» **DATA TO USE**:
____________

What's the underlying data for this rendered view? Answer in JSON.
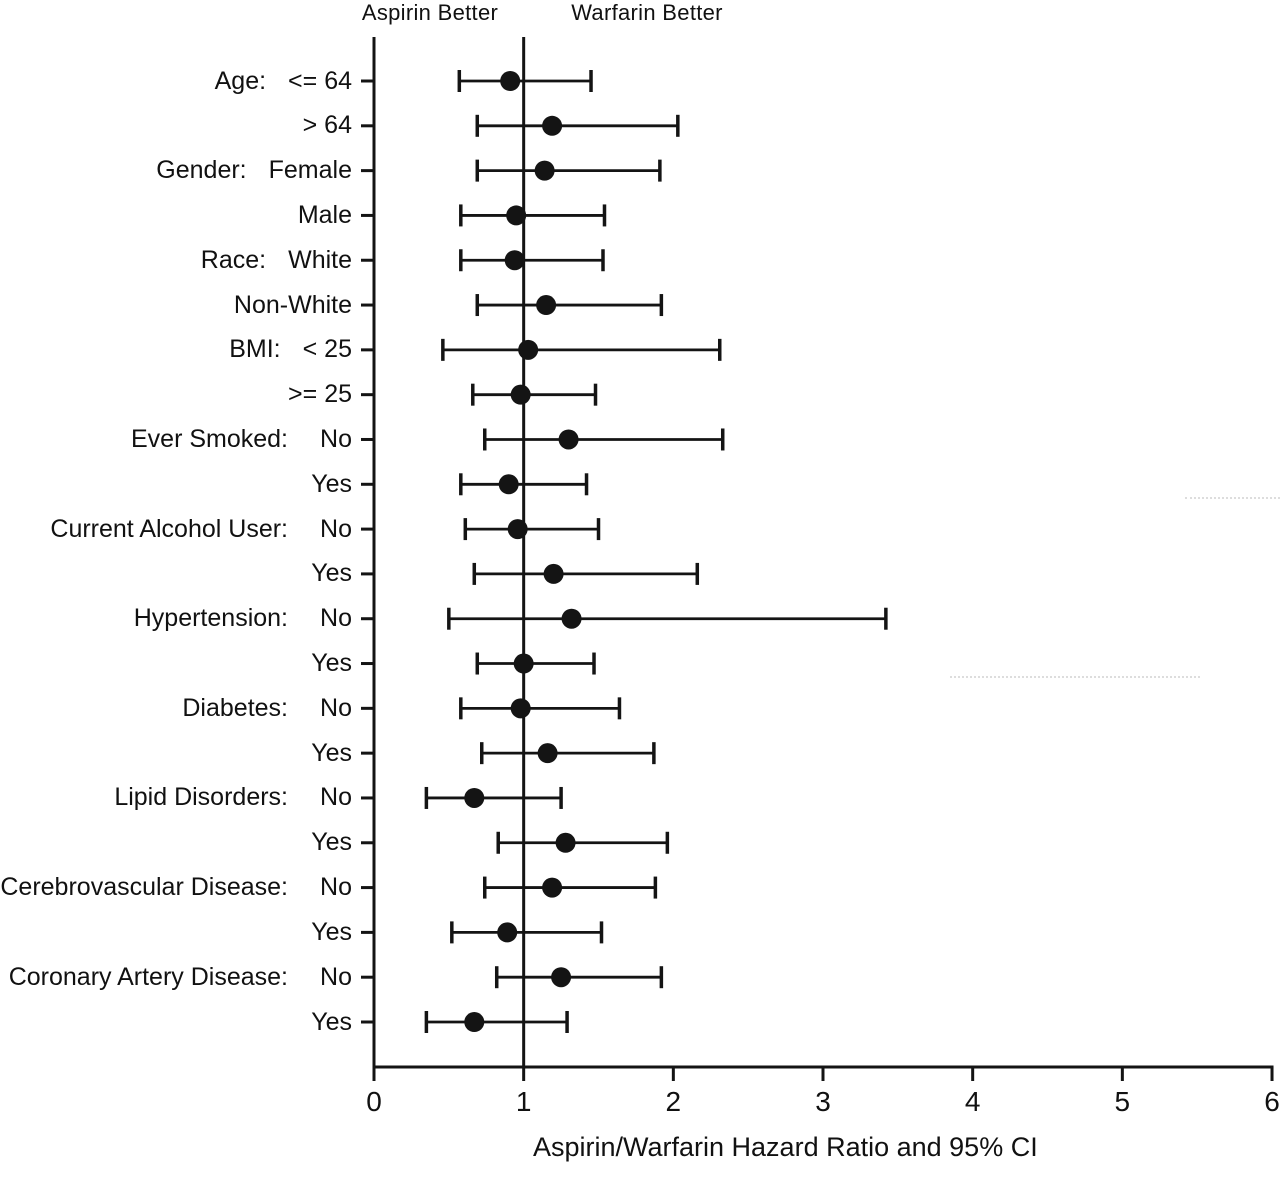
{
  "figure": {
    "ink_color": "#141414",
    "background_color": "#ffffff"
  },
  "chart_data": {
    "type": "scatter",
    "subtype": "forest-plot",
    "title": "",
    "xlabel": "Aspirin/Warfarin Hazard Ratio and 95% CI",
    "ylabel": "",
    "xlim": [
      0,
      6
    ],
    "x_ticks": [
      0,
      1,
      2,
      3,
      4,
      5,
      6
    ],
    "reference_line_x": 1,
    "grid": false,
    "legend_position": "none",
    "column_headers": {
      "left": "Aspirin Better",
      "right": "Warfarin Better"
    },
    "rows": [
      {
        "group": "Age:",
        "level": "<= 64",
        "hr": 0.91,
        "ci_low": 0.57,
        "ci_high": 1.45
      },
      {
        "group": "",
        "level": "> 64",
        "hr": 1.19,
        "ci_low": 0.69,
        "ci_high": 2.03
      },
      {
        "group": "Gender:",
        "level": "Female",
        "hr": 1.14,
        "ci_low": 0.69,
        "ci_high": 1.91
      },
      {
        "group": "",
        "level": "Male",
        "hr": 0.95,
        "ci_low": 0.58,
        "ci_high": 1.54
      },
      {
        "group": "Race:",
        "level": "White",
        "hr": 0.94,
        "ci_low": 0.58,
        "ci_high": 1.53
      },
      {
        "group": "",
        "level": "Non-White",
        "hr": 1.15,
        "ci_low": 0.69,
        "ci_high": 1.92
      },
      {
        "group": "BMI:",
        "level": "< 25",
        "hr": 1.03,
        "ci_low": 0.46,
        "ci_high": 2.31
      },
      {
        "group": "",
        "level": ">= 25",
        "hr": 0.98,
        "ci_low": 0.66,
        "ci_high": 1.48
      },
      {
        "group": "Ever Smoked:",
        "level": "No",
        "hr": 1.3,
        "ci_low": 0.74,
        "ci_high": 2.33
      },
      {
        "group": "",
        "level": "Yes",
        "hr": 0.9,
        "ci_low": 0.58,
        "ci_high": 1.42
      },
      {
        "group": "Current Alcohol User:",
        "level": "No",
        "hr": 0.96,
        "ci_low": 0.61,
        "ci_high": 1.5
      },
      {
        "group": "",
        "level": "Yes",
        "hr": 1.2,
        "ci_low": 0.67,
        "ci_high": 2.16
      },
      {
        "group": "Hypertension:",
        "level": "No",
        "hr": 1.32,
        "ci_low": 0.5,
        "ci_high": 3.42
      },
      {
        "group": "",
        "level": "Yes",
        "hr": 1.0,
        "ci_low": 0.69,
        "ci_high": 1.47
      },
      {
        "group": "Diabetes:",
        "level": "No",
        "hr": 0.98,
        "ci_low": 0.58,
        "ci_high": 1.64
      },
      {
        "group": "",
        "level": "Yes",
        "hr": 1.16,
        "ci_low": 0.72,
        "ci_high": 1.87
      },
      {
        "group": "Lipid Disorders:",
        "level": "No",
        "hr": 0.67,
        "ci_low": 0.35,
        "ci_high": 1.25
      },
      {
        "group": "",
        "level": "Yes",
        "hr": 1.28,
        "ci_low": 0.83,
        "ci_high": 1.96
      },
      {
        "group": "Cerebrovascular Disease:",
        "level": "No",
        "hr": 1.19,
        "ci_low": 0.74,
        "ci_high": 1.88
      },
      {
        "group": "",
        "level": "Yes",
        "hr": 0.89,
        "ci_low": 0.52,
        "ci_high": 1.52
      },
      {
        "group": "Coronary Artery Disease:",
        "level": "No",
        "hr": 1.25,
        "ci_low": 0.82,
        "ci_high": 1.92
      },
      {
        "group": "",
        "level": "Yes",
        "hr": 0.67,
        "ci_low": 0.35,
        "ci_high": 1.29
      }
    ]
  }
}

____________

» **AIM**:
Without including the pictures, return each record above exactly as it stands.

» **SOLUTION TO THE PROBLEM**:
What's the underlying data for this rendered view? Answer in JSON.
{
  "figure": {
    "ink_color": "#141414",
    "background_color": "#ffffff"
  },
  "chart_data": {
    "type": "scatter",
    "subtype": "forest-plot",
    "title": "",
    "xlabel": "Aspirin/Warfarin Hazard Ratio and 95% CI",
    "ylabel": "",
    "xlim": [
      0,
      6
    ],
    "x_ticks": [
      0,
      1,
      2,
      3,
      4,
      5,
      6
    ],
    "reference_line_x": 1,
    "grid": false,
    "legend_position": "none",
    "column_headers": {
      "left": "Aspirin Better",
      "right": "Warfarin Better"
    },
    "rows": [
      {
        "group": "Age:",
        "level": "<= 64",
        "hr": 0.91,
        "ci_low": 0.57,
        "ci_high": 1.45
      },
      {
        "group": "",
        "level": "> 64",
        "hr": 1.19,
        "ci_low": 0.69,
        "ci_high": 2.03
      },
      {
        "group": "Gender:",
        "level": "Female",
        "hr": 1.14,
        "ci_low": 0.69,
        "ci_high": 1.91
      },
      {
        "group": "",
        "level": "Male",
        "hr": 0.95,
        "ci_low": 0.58,
        "ci_high": 1.54
      },
      {
        "group": "Race:",
        "level": "White",
        "hr": 0.94,
        "ci_low": 0.58,
        "ci_high": 1.53
      },
      {
        "group": "",
        "level": "Non-White",
        "hr": 1.15,
        "ci_low": 0.69,
        "ci_high": 1.92
      },
      {
        "group": "BMI:",
        "level": "< 25",
        "hr": 1.03,
        "ci_low": 0.46,
        "ci_high": 2.31
      },
      {
        "group": "",
        "level": ">= 25",
        "hr": 0.98,
        "ci_low": 0.66,
        "ci_high": 1.48
      },
      {
        "group": "Ever Smoked:",
        "level": "No",
        "hr": 1.3,
        "ci_low": 0.74,
        "ci_high": 2.33
      },
      {
        "group": "",
        "level": "Yes",
        "hr": 0.9,
        "ci_low": 0.58,
        "ci_high": 1.42
      },
      {
        "group": "Current Alcohol User:",
        "level": "No",
        "hr": 0.96,
        "ci_low": 0.61,
        "ci_high": 1.5
      },
      {
        "group": "",
        "level": "Yes",
        "hr": 1.2,
        "ci_low": 0.67,
        "ci_high": 2.16
      },
      {
        "group": "Hypertension:",
        "level": "No",
        "hr": 1.32,
        "ci_low": 0.5,
        "ci_high": 3.42
      },
      {
        "group": "",
        "level": "Yes",
        "hr": 1.0,
        "ci_low": 0.69,
        "ci_high": 1.47
      },
      {
        "group": "Diabetes:",
        "level": "No",
        "hr": 0.98,
        "ci_low": 0.58,
        "ci_high": 1.64
      },
      {
        "group": "",
        "level": "Yes",
        "hr": 1.16,
        "ci_low": 0.72,
        "ci_high": 1.87
      },
      {
        "group": "Lipid Disorders:",
        "level": "No",
        "hr": 0.67,
        "ci_low": 0.35,
        "ci_high": 1.25
      },
      {
        "group": "",
        "level": "Yes",
        "hr": 1.28,
        "ci_low": 0.83,
        "ci_high": 1.96
      },
      {
        "group": "Cerebrovascular Disease:",
        "level": "No",
        "hr": 1.19,
        "ci_low": 0.74,
        "ci_high": 1.88
      },
      {
        "group": "",
        "level": "Yes",
        "hr": 0.89,
        "ci_low": 0.52,
        "ci_high": 1.52
      },
      {
        "group": "Coronary Artery Disease:",
        "level": "No",
        "hr": 1.25,
        "ci_low": 0.82,
        "ci_high": 1.92
      },
      {
        "group": "",
        "level": "Yes",
        "hr": 0.67,
        "ci_low": 0.35,
        "ci_high": 1.29
      }
    ]
  }
}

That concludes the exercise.